### Written request
Return the lines of the material between the line holding "col-item: Item — [191, 172, 215, 186]" and the line holding "scroll-down-icon[interactable] — [699, 437, 707, 442]", inclusive, reproducing them character for character.

### Input records
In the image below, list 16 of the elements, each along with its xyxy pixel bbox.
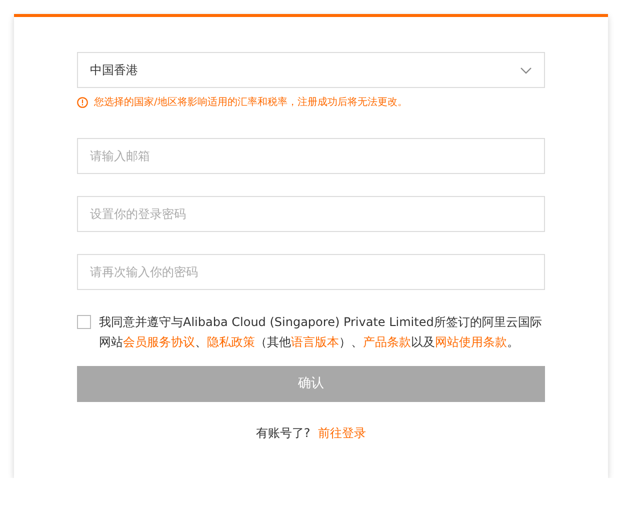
account-prompt: 有账号了? [256,425,310,442]
region-select[interactable]: 中国香港 [77,52,545,88]
input-field[interactable]: 请输入邮箱 [77,138,545,174]
terms-link[interactable]: 会员服务协议 [123,335,195,349]
terms-link[interactable]: 网站使用条款 [435,335,507,349]
terms-link[interactable]: 隐私政策 [207,335,255,349]
chevron-down-icon [520,66,532,74]
notice-text: 您选择的国家/地区将影响适用的汇率和税率，注册成功后将无法更改。 [94,96,408,110]
input-field[interactable]: 设置你的登录密码 [77,196,545,232]
agreement-text: 我同意并遵守与Alibaba Cloud (Singapore) Private Limited所签订的阿里云国际网站会员服务协议、隐私政策（其他语言版本）、产品条款以及网站使用条款。 [99,314,543,351]
login-link[interactable]: 前往登录 [318,424,366,442]
terms-link[interactable]: 语言版本 [291,335,339,349]
agree-checkbox[interactable] [77,315,91,329]
terms-link[interactable]: 产品条款 [363,335,411,349]
input-field[interactable]: 请再次输入你的密码 [77,254,545,290]
info-icon [77,97,88,108]
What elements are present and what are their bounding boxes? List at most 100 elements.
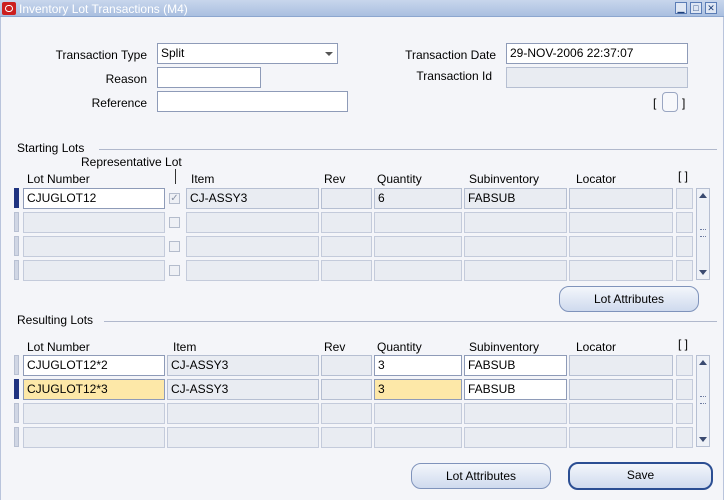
col-item: Item — [191, 172, 215, 186]
col-quantity: Quantity — [377, 340, 422, 354]
transaction-date-input[interactable]: 29-NOV-2006 22:37:07 — [506, 43, 688, 64]
resulting-item-field: CJ-ASSY3 — [167, 379, 319, 400]
maximize-icon[interactable]: □ — [690, 2, 702, 14]
starting-flex-field[interactable] — [676, 212, 693, 233]
scroll-down-icon[interactable] — [699, 437, 707, 442]
resulting-lot-attributes-button[interactable]: Lot Attributes — [411, 463, 551, 489]
resulting-lots-scrollbar[interactable] — [696, 355, 710, 447]
col-locator: Locator — [576, 340, 617, 354]
resulting-quantity-input[interactable]: 3 — [374, 355, 462, 376]
flex-bracket-open: [ — [653, 96, 657, 110]
resulting-quantity-input[interactable] — [374, 427, 462, 448]
reason-label: Reason — [105, 72, 147, 86]
descriptive-flexfield-box[interactable] — [662, 92, 678, 112]
row-marker[interactable] — [14, 188, 19, 208]
transaction-type-select[interactable]: Split — [157, 43, 338, 64]
starting-rev-field — [321, 188, 372, 209]
starting-item-field — [186, 236, 319, 257]
transaction-type-value: Split — [161, 46, 185, 60]
resulting-item-field — [167, 403, 319, 424]
resulting-item-field — [167, 427, 319, 448]
scroll-up-icon[interactable] — [699, 360, 707, 365]
starting-quantity-field — [374, 260, 462, 281]
resulting-locator-field[interactable] — [569, 355, 673, 376]
col-quantity: Quantity — [377, 172, 422, 186]
starting-flex-field[interactable] — [676, 188, 693, 209]
col-rev: Rev — [324, 172, 346, 186]
row-marker[interactable] — [14, 212, 19, 232]
representative-lot-checkbox[interactable] — [169, 217, 180, 228]
starting-lot-number-input[interactable] — [23, 236, 165, 257]
scroll-grip-icon[interactable] — [700, 396, 706, 404]
row-marker[interactable] — [14, 355, 19, 375]
col-representative-lot: Representative Lot — [81, 155, 182, 169]
transaction-date-label: Transaction Date — [405, 48, 496, 62]
scroll-grip-icon[interactable] — [700, 229, 706, 237]
close-icon[interactable]: ✕ — [705, 2, 717, 14]
representative-lot-checkbox[interactable] — [169, 265, 180, 276]
resulting-subinventory-input[interactable]: FABSUB — [464, 379, 567, 400]
col-subinventory: Subinventory — [469, 340, 540, 354]
col-subinventory: Subinventory — [469, 172, 540, 186]
resulting-locator-field[interactable] — [569, 379, 673, 400]
resulting-rev-field — [321, 379, 372, 400]
starting-subinventory-field: FABSUB — [464, 188, 567, 209]
starting-locator-field — [569, 212, 673, 233]
col-locator: Locator — [576, 172, 617, 186]
minimize-icon[interactable]: ▁ — [675, 2, 687, 14]
representative-lot-checkbox[interactable] — [169, 241, 180, 252]
starting-lot-number-input[interactable] — [23, 212, 165, 233]
starting-lots-title: Starting Lots — [17, 141, 85, 155]
resulting-flex-field[interactable] — [676, 379, 693, 400]
row-marker[interactable] — [14, 403, 19, 423]
chevron-down-icon[interactable] — [325, 52, 333, 56]
row-marker[interactable] — [14, 260, 19, 280]
resulting-quantity-input[interactable]: 3 — [374, 379, 462, 400]
col-flex: [ ] — [678, 169, 689, 183]
representative-lot-checkbox[interactable]: ✓ — [169, 193, 180, 204]
resulting-lot-number-input[interactable] — [23, 403, 165, 424]
col-lot-number: Lot Number — [27, 172, 90, 186]
starting-lot-attributes-button[interactable]: Lot Attributes — [559, 286, 699, 312]
resulting-lot-number-input[interactable] — [23, 427, 165, 448]
starting-subinventory-field — [464, 236, 567, 257]
starting-quantity-field — [374, 236, 462, 257]
scroll-down-icon[interactable] — [699, 270, 707, 275]
starting-lots-separator — [99, 149, 717, 150]
reference-label: Reference — [91, 96, 147, 110]
starting-subinventory-field — [464, 212, 567, 233]
reason-input[interactable] — [157, 67, 261, 88]
starting-flex-field[interactable] — [676, 236, 693, 257]
row-marker[interactable] — [14, 236, 19, 256]
row-marker[interactable] — [14, 379, 19, 399]
resulting-flex-field[interactable] — [676, 427, 693, 448]
starting-rev-field — [321, 260, 372, 281]
transaction-id-label: Transaction Id — [416, 69, 492, 83]
scroll-up-icon[interactable] — [699, 193, 707, 198]
resulting-flex-field[interactable] — [676, 403, 693, 424]
row-marker[interactable] — [14, 427, 19, 447]
resulting-lot-number-input[interactable]: CJUGLOT12*2 — [23, 355, 165, 376]
starting-flex-field[interactable] — [676, 260, 693, 281]
representative-lot-divider — [175, 169, 176, 184]
starting-subinventory-field — [464, 260, 567, 281]
window-titlebar[interactable]: Inventory Lot Transactions (M4) ▁ □ ✕ — [0, 0, 724, 17]
resulting-subinventory-input[interactable]: FABSUB — [464, 355, 567, 376]
resulting-locator-field[interactable] — [569, 427, 673, 448]
resulting-quantity-input[interactable] — [374, 403, 462, 424]
flex-bracket-close: ] — [682, 96, 686, 110]
starting-lot-number-input[interactable]: CJUGLOT12 — [23, 188, 165, 209]
starting-quantity-field: 6 — [374, 188, 462, 209]
col-rev: Rev — [324, 340, 346, 354]
resulting-flex-field[interactable] — [676, 355, 693, 376]
resulting-subinventory-input[interactable] — [464, 403, 567, 424]
form-client-area: Transaction Type Split Reason Reference … — [0, 17, 724, 500]
resulting-subinventory-input[interactable] — [464, 427, 567, 448]
reference-input[interactable] — [157, 91, 348, 112]
save-button[interactable]: Save — [568, 462, 713, 490]
starting-lots-scrollbar[interactable] — [696, 188, 710, 280]
resulting-rev-field — [321, 427, 372, 448]
starting-lot-number-input[interactable] — [23, 260, 165, 281]
resulting-locator-field[interactable] — [569, 403, 673, 424]
resulting-lot-number-input[interactable]: CJUGLOT12*3 — [23, 379, 165, 400]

### Task solution
col-item: Item — [191, 172, 215, 186]
col-quantity: Quantity — [377, 340, 422, 354]
transaction-date-input[interactable]: 29-NOV-2006 22:37:07 — [506, 43, 688, 64]
resulting-item-field: CJ-ASSY3 — [167, 379, 319, 400]
maximize-icon[interactable]: □ — [690, 2, 702, 14]
starting-flex-field[interactable] — [676, 212, 693, 233]
scroll-down-icon[interactable] — [699, 437, 707, 442]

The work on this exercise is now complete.